Excerpted records:
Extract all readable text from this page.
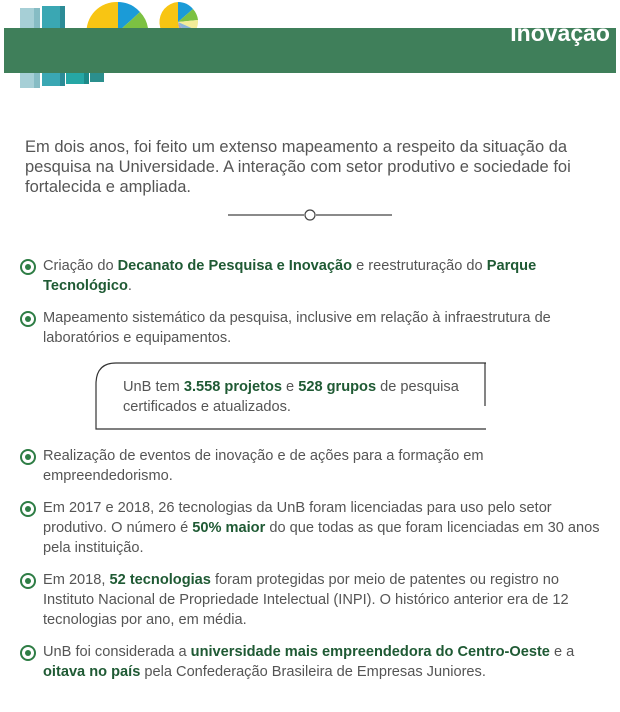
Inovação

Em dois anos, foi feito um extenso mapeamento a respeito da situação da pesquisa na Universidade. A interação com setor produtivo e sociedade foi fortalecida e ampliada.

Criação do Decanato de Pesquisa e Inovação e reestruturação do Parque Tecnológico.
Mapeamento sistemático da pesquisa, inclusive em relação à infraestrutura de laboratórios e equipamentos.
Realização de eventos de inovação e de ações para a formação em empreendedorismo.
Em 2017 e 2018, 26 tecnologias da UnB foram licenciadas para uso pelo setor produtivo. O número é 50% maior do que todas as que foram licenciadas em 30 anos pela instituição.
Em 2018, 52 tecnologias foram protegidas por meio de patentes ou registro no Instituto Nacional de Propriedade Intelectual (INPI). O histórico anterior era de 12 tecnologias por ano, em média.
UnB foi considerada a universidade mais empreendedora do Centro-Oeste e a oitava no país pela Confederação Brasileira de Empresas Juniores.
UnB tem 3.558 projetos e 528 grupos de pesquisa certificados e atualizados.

Exercise task: Restate the data above word for word. Do not include the images.

Full response:
Extract all readable text from this page.
Inovação

Em dois anos, foi feito um extenso mapeamento a respeito da situação da pesquisa na Universidade. A interação com setor produtivo e sociedade foi fortalecida e ampliada.

Criação do Decanato de Pesquisa e Inovação e reestruturação do Parque Tecnológico.
Mapeamento sistemático da pesquisa, inclusive em relação à infraestrutura de laboratórios e equipamentos.
Realização de eventos de inovação e de ações para a formação em empreendedorismo.
Em 2017 e 2018, 26 tecnologias da UnB foram licenciadas para uso pelo setor produtivo. O número é 50% maior do que todas as que foram licenciadas em 30 anos pela instituição.
Em 2018, 52 tecnologias foram protegidas por meio de patentes ou registro no Instituto Nacional de Propriedade Intelectual (INPI). O histórico anterior era de 12 tecnologias por ano, em média.
UnB foi considerada a universidade mais empreendedora do Centro-Oeste e a oitava no país pela Confederação Brasileira de Empresas Juniores.
UnB tem 3.558 projetos e 528 grupos de pesquisa certificados e atualizados.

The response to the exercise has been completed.